** Task instructions **
Make an exact copy of all the records.

** Data **
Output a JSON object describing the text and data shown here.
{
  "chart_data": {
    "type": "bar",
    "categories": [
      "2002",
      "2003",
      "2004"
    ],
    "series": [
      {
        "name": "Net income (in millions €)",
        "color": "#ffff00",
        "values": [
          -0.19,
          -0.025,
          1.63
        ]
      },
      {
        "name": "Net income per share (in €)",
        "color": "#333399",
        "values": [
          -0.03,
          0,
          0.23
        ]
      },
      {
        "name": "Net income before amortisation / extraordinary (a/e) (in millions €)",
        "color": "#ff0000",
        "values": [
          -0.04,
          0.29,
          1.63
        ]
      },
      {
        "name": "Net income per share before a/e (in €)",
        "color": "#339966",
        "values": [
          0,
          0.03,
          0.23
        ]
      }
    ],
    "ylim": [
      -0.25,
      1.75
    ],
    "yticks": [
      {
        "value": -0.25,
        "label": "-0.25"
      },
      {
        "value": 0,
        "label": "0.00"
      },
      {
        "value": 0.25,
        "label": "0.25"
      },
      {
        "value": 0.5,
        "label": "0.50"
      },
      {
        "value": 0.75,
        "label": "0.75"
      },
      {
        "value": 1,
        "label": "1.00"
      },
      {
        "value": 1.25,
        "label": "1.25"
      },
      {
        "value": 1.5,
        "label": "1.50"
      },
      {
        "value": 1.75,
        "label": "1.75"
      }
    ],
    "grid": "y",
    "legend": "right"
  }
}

** Output below **
Output a JSON object describing the text and data shown here.
{
  "chart_data": {
    "type": "bar",
    "categories": [
      "2002",
      "2003",
      "2004"
    ],
    "series": [
      {
        "name": "Net income (in millions €)",
        "color": "#ffff00",
        "values": [
          -0.19,
          -0.025,
          1.63
        ]
      },
      {
        "name": "Net income per share (in €)",
        "color": "#333399",
        "values": [
          -0.03,
          0,
          0.23
        ]
      },
      {
        "name": "Net income before amortisation / extraordinary (a/e) (in millions €)",
        "color": "#ff0000",
        "values": [
          -0.04,
          0.29,
          1.63
        ]
      },
      {
        "name": "Net income per share before a/e (in €)",
        "color": "#339966",
        "values": [
          0,
          0.03,
          0.23
        ]
      }
    ],
    "ylim": [
      -0.25,
      1.75
    ],
    "yticks": [
      {
        "value": -0.25,
        "label": "-0.25"
      },
      {
        "value": 0,
        "label": "0.00"
      },
      {
        "value": 0.25,
        "label": "0.25"
      },
      {
        "value": 0.5,
        "label": "0.50"
      },
      {
        "value": 0.75,
        "label": "0.75"
      },
      {
        "value": 1,
        "label": "1.00"
      },
      {
        "value": 1.25,
        "label": "1.25"
      },
      {
        "value": 1.5,
        "label": "1.50"
      },
      {
        "value": 1.75,
        "label": "1.75"
      }
    ],
    "grid": "y",
    "legend": "right"
  }
}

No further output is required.